**Task:** Below are entries to be transcribed exactly; exclude the pictures from the copy.

Records about charts and figures
══════════════════════════════
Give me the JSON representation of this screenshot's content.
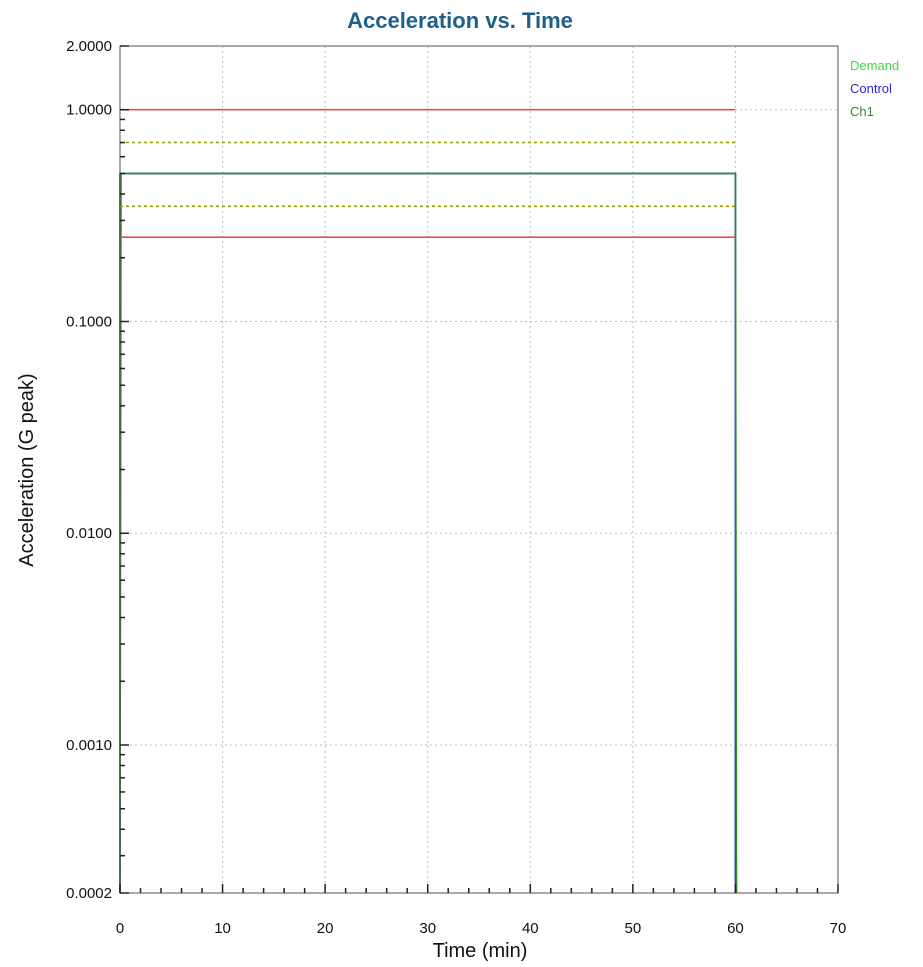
{
  "chart_data": {
    "type": "line",
    "title": "Acceleration vs. Time",
    "xlabel": "Time (min)",
    "ylabel": "Acceleration (G peak)",
    "yscale": "log",
    "xlim": [
      0,
      70
    ],
    "ylim": [
      0.0002,
      2.0
    ],
    "x_ticks": [
      {
        "value": 0,
        "label": "0"
      },
      {
        "value": 10,
        "label": "10"
      },
      {
        "value": 20,
        "label": "20"
      },
      {
        "value": 30,
        "label": "30"
      },
      {
        "value": 40,
        "label": "40"
      },
      {
        "value": 50,
        "label": "50"
      },
      {
        "value": 60,
        "label": "60"
      },
      {
        "value": 70,
        "label": "70"
      }
    ],
    "y_ticks": [
      {
        "value": 2.0,
        "label": "2.0000"
      },
      {
        "value": 1.0,
        "label": "1.0000"
      },
      {
        "value": 0.1,
        "label": "0.1000"
      },
      {
        "value": 0.01,
        "label": "0.0100"
      },
      {
        "value": 0.001,
        "label": "0.0010"
      },
      {
        "value": 0.0002,
        "label": "0.0002"
      }
    ],
    "grid": true,
    "legend_position": "right-top",
    "legend": [
      {
        "label": "Demand",
        "color": "#3ddc3d"
      },
      {
        "label": "Control",
        "color": "#2b2bd6"
      },
      {
        "label": "Ch1",
        "color": "#2e8b2e"
      }
    ],
    "series": [
      {
        "name": "Demand",
        "color": "#3ddc3d",
        "style": "solid",
        "x": [
          0,
          0,
          60,
          60
        ],
        "y": [
          0.0002,
          0.5,
          0.5,
          0.0002
        ]
      },
      {
        "name": "Control",
        "color": "#2b2bd6",
        "style": "solid",
        "x": [
          0,
          0,
          60,
          60
        ],
        "y": [
          0.0002,
          0.5,
          0.5,
          0.0002
        ]
      },
      {
        "name": "Ch1",
        "color": "#2e8b2e",
        "style": "solid",
        "x": [
          0,
          0.1,
          60,
          60.1
        ],
        "y": [
          0.0002,
          0.5,
          0.5,
          0.0002
        ]
      },
      {
        "color": "#e05050",
        "style": "solid",
        "role": "abort-high",
        "x": [
          0,
          60
        ],
        "y": [
          1.0,
          1.0
        ]
      },
      {
        "color": "#e05050",
        "style": "solid",
        "role": "abort-low",
        "x": [
          0,
          60
        ],
        "y": [
          0.25,
          0.25
        ]
      },
      {
        "color": "#9a9a10",
        "style": "dotted",
        "role": "alarm-high",
        "x": [
          0,
          60
        ],
        "y": [
          0.7,
          0.7
        ]
      },
      {
        "color": "#9a9a10",
        "style": "dotted",
        "role": "alarm-low",
        "x": [
          0,
          60
        ],
        "y": [
          0.35,
          0.35
        ]
      }
    ]
  }
}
══════════════════════════════
**Final answer:**
Give me the JSON representation of this screenshot's content.
{
  "chart_data": {
    "type": "line",
    "title": "Acceleration vs. Time",
    "xlabel": "Time (min)",
    "ylabel": "Acceleration (G peak)",
    "yscale": "log",
    "xlim": [
      0,
      70
    ],
    "ylim": [
      0.0002,
      2.0
    ],
    "x_ticks": [
      {
        "value": 0,
        "label": "0"
      },
      {
        "value": 10,
        "label": "10"
      },
      {
        "value": 20,
        "label": "20"
      },
      {
        "value": 30,
        "label": "30"
      },
      {
        "value": 40,
        "label": "40"
      },
      {
        "value": 50,
        "label": "50"
      },
      {
        "value": 60,
        "label": "60"
      },
      {
        "value": 70,
        "label": "70"
      }
    ],
    "y_ticks": [
      {
        "value": 2.0,
        "label": "2.0000"
      },
      {
        "value": 1.0,
        "label": "1.0000"
      },
      {
        "value": 0.1,
        "label": "0.1000"
      },
      {
        "value": 0.01,
        "label": "0.0100"
      },
      {
        "value": 0.001,
        "label": "0.0010"
      },
      {
        "value": 0.0002,
        "label": "0.0002"
      }
    ],
    "grid": true,
    "legend_position": "right-top",
    "legend": [
      {
        "label": "Demand",
        "color": "#3ddc3d"
      },
      {
        "label": "Control",
        "color": "#2b2bd6"
      },
      {
        "label": "Ch1",
        "color": "#2e8b2e"
      }
    ],
    "series": [
      {
        "name": "Demand",
        "color": "#3ddc3d",
        "style": "solid",
        "x": [
          0,
          0,
          60,
          60
        ],
        "y": [
          0.0002,
          0.5,
          0.5,
          0.0002
        ]
      },
      {
        "name": "Control",
        "color": "#2b2bd6",
        "style": "solid",
        "x": [
          0,
          0,
          60,
          60
        ],
        "y": [
          0.0002,
          0.5,
          0.5,
          0.0002
        ]
      },
      {
        "name": "Ch1",
        "color": "#2e8b2e",
        "style": "solid",
        "x": [
          0,
          0.1,
          60,
          60.1
        ],
        "y": [
          0.0002,
          0.5,
          0.5,
          0.0002
        ]
      },
      {
        "color": "#e05050",
        "style": "solid",
        "role": "abort-high",
        "x": [
          0,
          60
        ],
        "y": [
          1.0,
          1.0
        ]
      },
      {
        "color": "#e05050",
        "style": "solid",
        "role": "abort-low",
        "x": [
          0,
          60
        ],
        "y": [
          0.25,
          0.25
        ]
      },
      {
        "color": "#9a9a10",
        "style": "dotted",
        "role": "alarm-high",
        "x": [
          0,
          60
        ],
        "y": [
          0.7,
          0.7
        ]
      },
      {
        "color": "#9a9a10",
        "style": "dotted",
        "role": "alarm-low",
        "x": [
          0,
          60
        ],
        "y": [
          0.35,
          0.35
        ]
      }
    ]
  }
}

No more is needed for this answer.